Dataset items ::
>>>

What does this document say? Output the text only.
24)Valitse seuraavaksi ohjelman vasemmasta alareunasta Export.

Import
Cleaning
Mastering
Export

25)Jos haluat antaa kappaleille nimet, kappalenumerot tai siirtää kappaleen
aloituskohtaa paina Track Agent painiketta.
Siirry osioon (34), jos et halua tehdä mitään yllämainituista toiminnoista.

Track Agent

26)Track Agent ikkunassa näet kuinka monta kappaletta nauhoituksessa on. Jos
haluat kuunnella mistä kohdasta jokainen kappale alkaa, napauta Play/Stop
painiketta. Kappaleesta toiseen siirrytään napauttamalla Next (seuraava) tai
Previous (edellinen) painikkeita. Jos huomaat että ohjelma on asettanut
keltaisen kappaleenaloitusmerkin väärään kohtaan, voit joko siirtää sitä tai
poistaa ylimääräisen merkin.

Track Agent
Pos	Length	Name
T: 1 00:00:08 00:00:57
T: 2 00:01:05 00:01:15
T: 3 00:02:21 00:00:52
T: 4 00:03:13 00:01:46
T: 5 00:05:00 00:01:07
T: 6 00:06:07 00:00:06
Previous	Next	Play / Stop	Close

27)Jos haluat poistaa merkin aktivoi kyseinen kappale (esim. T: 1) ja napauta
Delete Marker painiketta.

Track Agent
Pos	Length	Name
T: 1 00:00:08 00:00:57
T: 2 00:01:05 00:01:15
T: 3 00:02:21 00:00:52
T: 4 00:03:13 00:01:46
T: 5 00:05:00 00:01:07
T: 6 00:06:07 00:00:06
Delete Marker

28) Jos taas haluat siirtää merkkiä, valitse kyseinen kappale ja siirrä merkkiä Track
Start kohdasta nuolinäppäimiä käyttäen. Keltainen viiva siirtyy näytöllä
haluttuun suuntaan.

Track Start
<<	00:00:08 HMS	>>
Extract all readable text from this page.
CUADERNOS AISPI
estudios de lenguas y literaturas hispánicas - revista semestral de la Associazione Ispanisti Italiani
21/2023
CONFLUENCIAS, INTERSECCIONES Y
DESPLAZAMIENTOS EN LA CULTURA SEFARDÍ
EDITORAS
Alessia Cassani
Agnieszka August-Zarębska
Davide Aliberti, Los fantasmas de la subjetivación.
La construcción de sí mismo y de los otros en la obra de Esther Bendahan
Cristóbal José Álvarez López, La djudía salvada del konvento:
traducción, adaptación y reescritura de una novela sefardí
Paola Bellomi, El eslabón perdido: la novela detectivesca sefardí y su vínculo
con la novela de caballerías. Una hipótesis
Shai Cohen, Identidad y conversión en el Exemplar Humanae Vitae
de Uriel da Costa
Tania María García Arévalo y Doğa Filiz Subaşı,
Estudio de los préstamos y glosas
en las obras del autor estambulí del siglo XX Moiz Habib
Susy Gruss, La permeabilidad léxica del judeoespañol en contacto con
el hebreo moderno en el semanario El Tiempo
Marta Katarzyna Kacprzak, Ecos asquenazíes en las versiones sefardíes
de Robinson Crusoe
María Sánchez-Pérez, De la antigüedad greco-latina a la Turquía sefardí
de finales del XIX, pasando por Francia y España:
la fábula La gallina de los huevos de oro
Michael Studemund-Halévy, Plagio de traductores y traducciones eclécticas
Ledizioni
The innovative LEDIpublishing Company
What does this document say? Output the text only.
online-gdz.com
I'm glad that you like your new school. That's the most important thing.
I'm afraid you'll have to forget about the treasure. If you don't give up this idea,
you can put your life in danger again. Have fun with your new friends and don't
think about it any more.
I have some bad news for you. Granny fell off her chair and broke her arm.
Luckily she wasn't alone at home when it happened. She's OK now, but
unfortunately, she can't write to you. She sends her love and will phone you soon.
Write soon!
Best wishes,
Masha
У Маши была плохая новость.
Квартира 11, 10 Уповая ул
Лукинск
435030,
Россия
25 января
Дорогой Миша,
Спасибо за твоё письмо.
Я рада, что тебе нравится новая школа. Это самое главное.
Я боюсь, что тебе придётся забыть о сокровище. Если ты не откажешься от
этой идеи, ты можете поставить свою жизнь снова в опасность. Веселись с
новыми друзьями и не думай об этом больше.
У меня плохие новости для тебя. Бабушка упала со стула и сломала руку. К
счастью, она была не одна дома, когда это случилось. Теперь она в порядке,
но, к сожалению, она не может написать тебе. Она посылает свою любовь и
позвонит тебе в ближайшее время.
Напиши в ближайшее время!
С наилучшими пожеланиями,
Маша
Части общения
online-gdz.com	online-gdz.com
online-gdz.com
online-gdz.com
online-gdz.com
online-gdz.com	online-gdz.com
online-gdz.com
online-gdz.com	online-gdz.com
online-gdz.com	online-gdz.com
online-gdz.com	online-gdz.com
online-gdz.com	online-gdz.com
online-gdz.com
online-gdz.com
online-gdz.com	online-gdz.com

<<<

WHAT IS BEING ASKED :: Copy out the full listing exactly.

EXERCISE RESULT ::
What does this document say? Output the text only.
24)Valitse seuraavaksi ohjelman vasemmasta alareunasta Export.

Import
Cleaning
Mastering
Export

25)Jos haluat antaa kappaleille nimet, kappalenumerot tai siirtää kappaleen
aloituskohtaa paina Track Agent painiketta.
Siirry osioon (34), jos et halua tehdä mitään yllämainituista toiminnoista.

Track Agent

26)Track Agent ikkunassa näet kuinka monta kappaletta nauhoituksessa on. Jos
haluat kuunnella mistä kohdasta jokainen kappale alkaa, napauta Play/Stop
painiketta. Kappaleesta toiseen siirrytään napauttamalla Next (seuraava) tai
Previous (edellinen) painikkeita. Jos huomaat että ohjelma on asettanut
keltaisen kappaleenaloitusmerkin väärään kohtaan, voit joko siirtää sitä tai
poistaa ylimääräisen merkin.

Track Agent
Pos	Length	Name
T: 1 00:00:08 00:00:57
T: 2 00:01:05 00:01:15
T: 3 00:02:21 00:00:52
T: 4 00:03:13 00:01:46
T: 5 00:05:00 00:01:07
T: 6 00:06:07 00:00:06
Previous	Next	Play / Stop	Close

27)Jos haluat poistaa merkin aktivoi kyseinen kappale (esim. T: 1) ja napauta
Delete Marker painiketta.

Track Agent
Pos	Length	Name
T: 1 00:00:08 00:00:57
T: 2 00:01:05 00:01:15
T: 3 00:02:21 00:00:52
T: 4 00:03:13 00:01:46
T: 5 00:05:00 00:01:07
T: 6 00:06:07 00:00:06
Delete Marker

28) Jos taas haluat siirtää merkkiä, valitse kyseinen kappale ja siirrä merkkiä Track
Start kohdasta nuolinäppäimiä käyttäen. Keltainen viiva siirtyy näytöllä
haluttuun suuntaan.

Track Start
<<	00:00:08 HMS	>>
Extract all readable text from this page.
CUADERNOS AISPI
estudios de lenguas y literaturas hispánicas - revista semestral de la Associazione Ispanisti Italiani
21/2023
CONFLUENCIAS, INTERSECCIONES Y
DESPLAZAMIENTOS EN LA CULTURA SEFARDÍ
EDITORAS
Alessia Cassani
Agnieszka August-Zarębska
Davide Aliberti, Los fantasmas de la subjetivación.
La construcción de sí mismo y de los otros en la obra de Esther Bendahan
Cristóbal José Álvarez López, La djudía salvada del konvento:
traducción, adaptación y reescritura de una novela sefardí
Paola Bellomi, El eslabón perdido: la novela detectivesca sefardí y su vínculo
con la novela de caballerías. Una hipótesis
Shai Cohen, Identidad y conversión en el Exemplar Humanae Vitae
de Uriel da Costa
Tania María García Arévalo y Doğa Filiz Subaşı,
Estudio de los préstamos y glosas
en las obras del autor estambulí del siglo XX Moiz Habib
Susy Gruss, La permeabilidad léxica del judeoespañol en contacto con
el hebreo moderno en el semanario El Tiempo
Marta Katarzyna Kacprzak, Ecos asquenazíes en las versiones sefardíes
de Robinson Crusoe
María Sánchez-Pérez, De la antigüedad greco-latina a la Turquía sefardí
de finales del XIX, pasando por Francia y España:
la fábula La gallina de los huevos de oro
Michael Studemund-Halévy, Plagio de traductores y traducciones eclécticas
Ledizioni
The innovative LEDIpublishing Company
What does this document say? Output the text only.
online-gdz.com
I'm glad that you like your new school. That's the most important thing.
I'm afraid you'll have to forget about the treasure. If you don't give up this idea,
you can put your life in danger again. Have fun with your new friends and don't
think about it any more.
I have some bad news for you. Granny fell off her chair and broke her arm.
Luckily she wasn't alone at home when it happened. She's OK now, but
unfortunately, she can't write to you. She sends her love and will phone you soon.
Write soon!
Best wishes,
Masha
У Маши была плохая новость.
Квартира 11, 10 Уповая ул
Лукинск
435030,
Россия
25 января
Дорогой Миша,
Спасибо за твоё письмо.
Я рада, что тебе нравится новая школа. Это самое главное.
Я боюсь, что тебе придётся забыть о сокровище. Если ты не откажешься от
этой идеи, ты можете поставить свою жизнь снова в опасность. Веселись с
новыми друзьями и не думай об этом больше.
У меня плохие новости для тебя. Бабушка упала со стула и сломала руку. К
счастью, она была не одна дома, когда это случилось. Теперь она в порядке,
но, к сожалению, она не может написать тебе. Она посылает свою любовь и
позвонит тебе в ближайшее время.
Напиши в ближайшее время!
С наилучшими пожеланиями,
Маша
Части общения
online-gdz.com	online-gdz.com
online-gdz.com
online-gdz.com
online-gdz.com
online-gdz.com	online-gdz.com
online-gdz.com
online-gdz.com	online-gdz.com
online-gdz.com	online-gdz.com
online-gdz.com	online-gdz.com
online-gdz.com	online-gdz.com
online-gdz.com
online-gdz.com
online-gdz.com	online-gdz.com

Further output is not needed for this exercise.